--- Begin Extracted entries ---

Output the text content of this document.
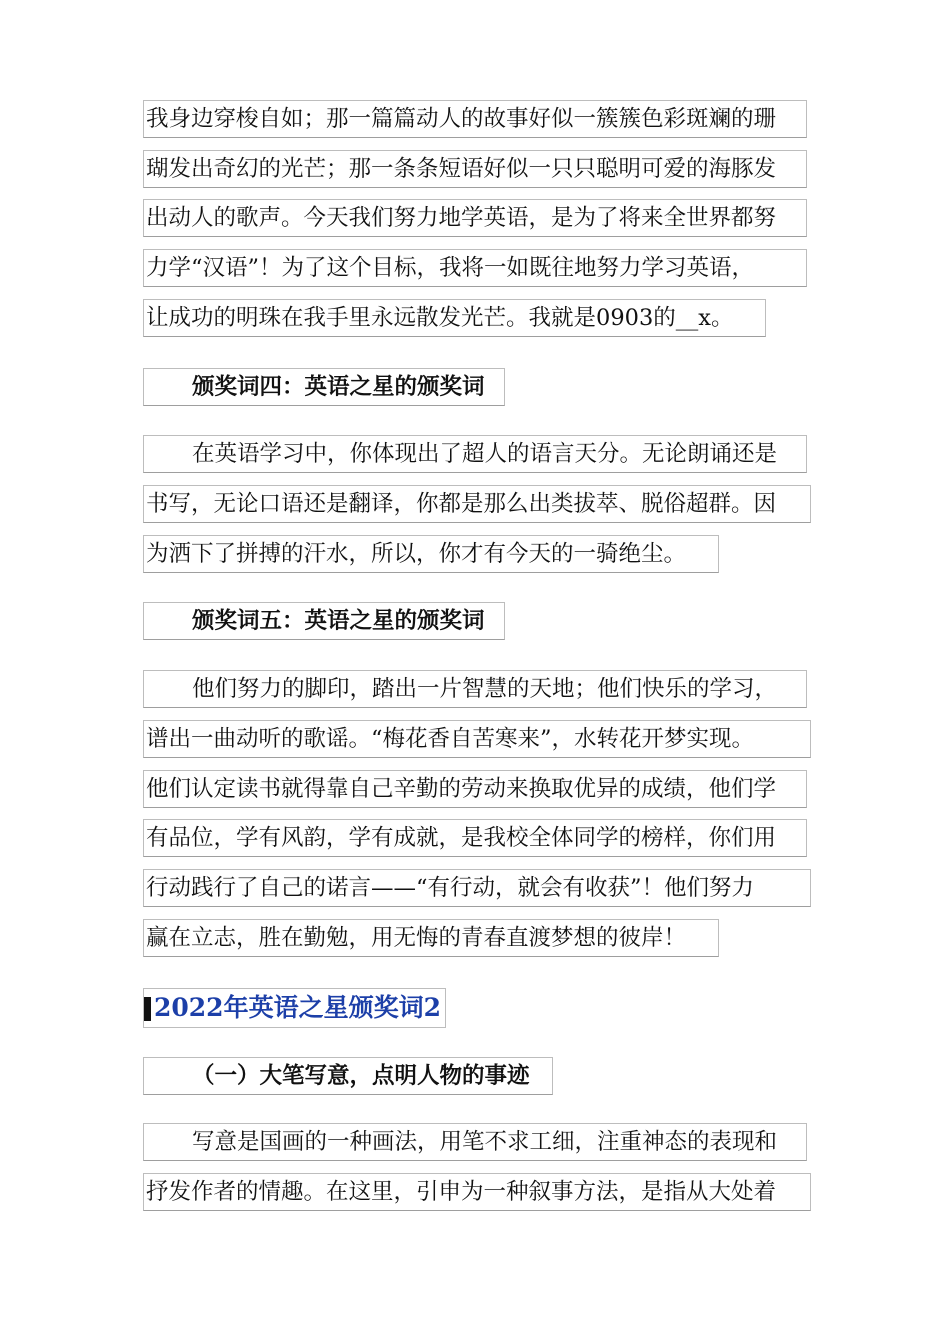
我身边穿梭自如；那一篇篇动人的故事好似一簇簇色彩斑斓的珊
瑚发出奇幻的光芒；那一条条短语好似一只只聪明可爱的海豚发
出动人的歌声。今天我们努力地学英语，是为了将来全世界都努
力学“汉语”！为了这个目标，我将一如既往地努力学习英语，
让成功的明珠在我手里永远散发光芒。我就是0903的__x。
颁奖词四：英语之星的颁奖词
在英语学习中，你体现出了超人的语言天分。无论朗诵还是
书写，无论口语还是翻译，你都是那么出类拔萃、脱俗超群。因
为洒下了拼搏的汗水，所以，你才有今天的一骑绝尘。
颁奖词五：英语之星的颁奖词
他们努力的脚印，踏出一片智慧的天地；他们快乐的学习，
谱出一曲动听的歌谣。“梅花香自苦寒来”，水转花开梦实现。
他们认定读书就得靠自己辛勤的劳动来换取优异的成绩，他们学
有品位，学有风韵，学有成就，是我校全体同学的榜样，你们用
行动践行了自己的诺言——“有行动，就会有收获”！他们努力
赢在立志，胜在勤勉，用无悔的青春直渡梦想的彼岸！
2022年英语之星颁奖词2
（一）大笔写意，点明人物的事迹
写意是国画的一种画法，用笔不求工细，注重神态的表现和
抒发作者的情趣。在这里，引申为一种叙事方法，是指从大处着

--- End Extracted entries ---

__Written request__:
Quote the records in full and exactly; skip any image.

__Result__:
Output the text content of this document.
我身边穿梭自如；那一篇篇动人的故事好似一簇簇色彩斑斓的珊
瑚发出奇幻的光芒；那一条条短语好似一只只聪明可爱的海豚发
出动人的歌声。今天我们努力地学英语，是为了将来全世界都努
力学“汉语”！为了这个目标，我将一如既往地努力学习英语，
让成功的明珠在我手里永远散发光芒。我就是0903的__x。
颁奖词四：英语之星的颁奖词
在英语学习中，你体现出了超人的语言天分。无论朗诵还是
书写，无论口语还是翻译，你都是那么出类拔萃、脱俗超群。因
为洒下了拼搏的汗水，所以，你才有今天的一骑绝尘。
颁奖词五：英语之星的颁奖词
他们努力的脚印，踏出一片智慧的天地；他们快乐的学习，
谱出一曲动听的歌谣。“梅花香自苦寒来”，水转花开梦实现。
他们认定读书就得靠自己辛勤的劳动来换取优异的成绩，他们学
有品位，学有风韵，学有成就，是我校全体同学的榜样，你们用
行动践行了自己的诺言——“有行动，就会有收获”！他们努力
赢在立志，胜在勤勉，用无悔的青春直渡梦想的彼岸！
2022年英语之星颁奖词2
（一）大笔写意，点明人物的事迹
写意是国画的一种画法，用笔不求工细，注重神态的表现和
抒发作者的情趣。在这里，引申为一种叙事方法，是指从大处着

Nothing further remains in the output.